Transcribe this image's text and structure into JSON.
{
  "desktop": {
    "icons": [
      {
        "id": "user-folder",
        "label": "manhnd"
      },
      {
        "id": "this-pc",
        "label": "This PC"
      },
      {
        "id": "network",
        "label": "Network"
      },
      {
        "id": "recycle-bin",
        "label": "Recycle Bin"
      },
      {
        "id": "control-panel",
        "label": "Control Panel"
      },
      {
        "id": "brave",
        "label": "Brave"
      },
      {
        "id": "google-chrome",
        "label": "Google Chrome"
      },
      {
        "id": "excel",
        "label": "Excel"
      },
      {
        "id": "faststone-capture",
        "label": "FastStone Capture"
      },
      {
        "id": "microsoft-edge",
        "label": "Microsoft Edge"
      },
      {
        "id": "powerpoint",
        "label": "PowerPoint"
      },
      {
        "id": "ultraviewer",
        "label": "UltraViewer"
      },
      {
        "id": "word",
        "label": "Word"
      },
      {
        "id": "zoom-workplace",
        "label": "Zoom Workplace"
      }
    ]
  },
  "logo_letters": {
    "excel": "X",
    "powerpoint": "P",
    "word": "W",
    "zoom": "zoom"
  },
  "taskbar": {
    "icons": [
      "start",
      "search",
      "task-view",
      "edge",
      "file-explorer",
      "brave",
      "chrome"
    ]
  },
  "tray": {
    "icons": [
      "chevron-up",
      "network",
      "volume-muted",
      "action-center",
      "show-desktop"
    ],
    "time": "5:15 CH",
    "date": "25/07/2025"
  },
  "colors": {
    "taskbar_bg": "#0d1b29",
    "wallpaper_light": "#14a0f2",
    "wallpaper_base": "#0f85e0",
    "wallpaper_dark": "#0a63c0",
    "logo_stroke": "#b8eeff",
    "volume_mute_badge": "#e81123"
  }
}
**********
*Work to be completed*
Transcribe every record above exactly as it appears.

*Solution to this task*
Transcribe this image's text and structure into JSON.
{
  "desktop": {
    "icons": [
      {
        "id": "user-folder",
        "label": "manhnd"
      },
      {
        "id": "this-pc",
        "label": "This PC"
      },
      {
        "id": "network",
        "label": "Network"
      },
      {
        "id": "recycle-bin",
        "label": "Recycle Bin"
      },
      {
        "id": "control-panel",
        "label": "Control Panel"
      },
      {
        "id": "brave",
        "label": "Brave"
      },
      {
        "id": "google-chrome",
        "label": "Google Chrome"
      },
      {
        "id": "excel",
        "label": "Excel"
      },
      {
        "id": "faststone-capture",
        "label": "FastStone Capture"
      },
      {
        "id": "microsoft-edge",
        "label": "Microsoft Edge"
      },
      {
        "id": "powerpoint",
        "label": "PowerPoint"
      },
      {
        "id": "ultraviewer",
        "label": "UltraViewer"
      },
      {
        "id": "word",
        "label": "Word"
      },
      {
        "id": "zoom-workplace",
        "label": "Zoom Workplace"
      }
    ]
  },
  "logo_letters": {
    "excel": "X",
    "powerpoint": "P",
    "word": "W",
    "zoom": "zoom"
  },
  "taskbar": {
    "icons": [
      "start",
      "search",
      "task-view",
      "edge",
      "file-explorer",
      "brave",
      "chrome"
    ]
  },
  "tray": {
    "icons": [
      "chevron-up",
      "network",
      "volume-muted",
      "action-center",
      "show-desktop"
    ],
    "time": "5:15 CH",
    "date": "25/07/2025"
  },
  "colors": {
    "taskbar_bg": "#0d1b29",
    "wallpaper_light": "#14a0f2",
    "wallpaper_base": "#0f85e0",
    "wallpaper_dark": "#0a63c0",
    "logo_stroke": "#b8eeff",
    "volume_mute_badge": "#e81123"
  }
}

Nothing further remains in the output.